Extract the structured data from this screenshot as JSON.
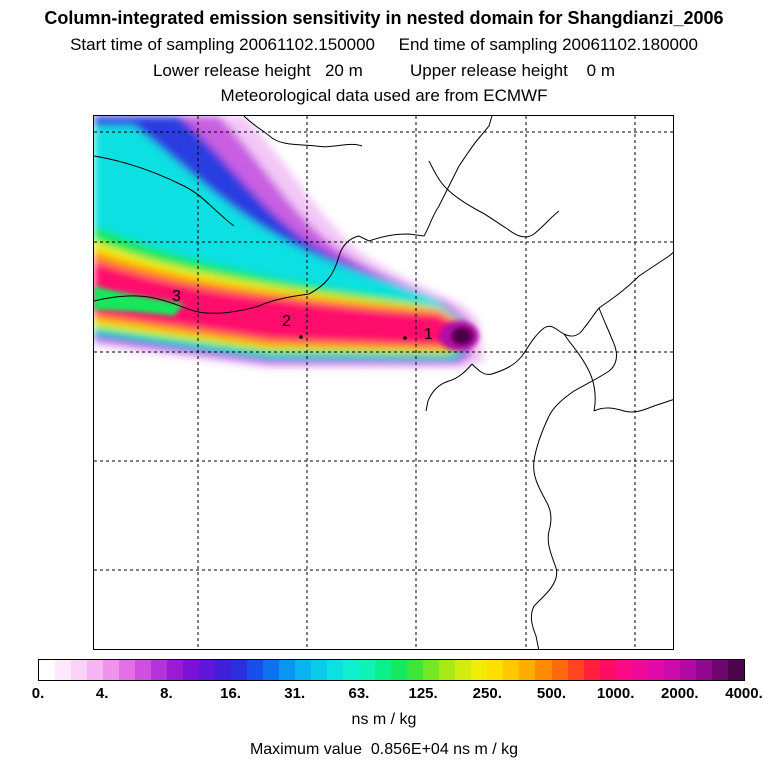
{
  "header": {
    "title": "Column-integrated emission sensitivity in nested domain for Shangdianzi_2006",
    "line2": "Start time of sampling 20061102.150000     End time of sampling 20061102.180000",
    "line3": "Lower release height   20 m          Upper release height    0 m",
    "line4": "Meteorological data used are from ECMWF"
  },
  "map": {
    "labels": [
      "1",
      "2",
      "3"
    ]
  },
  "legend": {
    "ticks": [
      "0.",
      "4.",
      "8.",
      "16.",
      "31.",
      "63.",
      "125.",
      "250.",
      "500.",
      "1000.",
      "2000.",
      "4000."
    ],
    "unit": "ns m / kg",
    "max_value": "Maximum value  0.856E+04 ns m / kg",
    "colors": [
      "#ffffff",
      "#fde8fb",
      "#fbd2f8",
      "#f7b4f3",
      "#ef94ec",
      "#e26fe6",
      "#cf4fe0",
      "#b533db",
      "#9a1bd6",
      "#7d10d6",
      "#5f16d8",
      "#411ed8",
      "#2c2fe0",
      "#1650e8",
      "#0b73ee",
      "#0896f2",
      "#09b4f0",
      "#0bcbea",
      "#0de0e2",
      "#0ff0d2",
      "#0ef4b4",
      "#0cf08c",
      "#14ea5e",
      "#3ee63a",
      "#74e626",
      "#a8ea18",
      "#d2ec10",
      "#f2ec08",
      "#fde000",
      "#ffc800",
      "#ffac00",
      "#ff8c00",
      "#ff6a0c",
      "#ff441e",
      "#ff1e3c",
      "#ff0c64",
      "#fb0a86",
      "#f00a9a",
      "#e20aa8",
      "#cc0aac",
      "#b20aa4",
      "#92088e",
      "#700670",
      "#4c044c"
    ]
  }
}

EXERCISE OBJECTIVE.
Copy every line of the records above that contains "data".

SOLUTION TO THE PROBLEM.
Extract the structured data from this screenshot as JSON.
    "line4": "Meteorological data used are from ECMWF"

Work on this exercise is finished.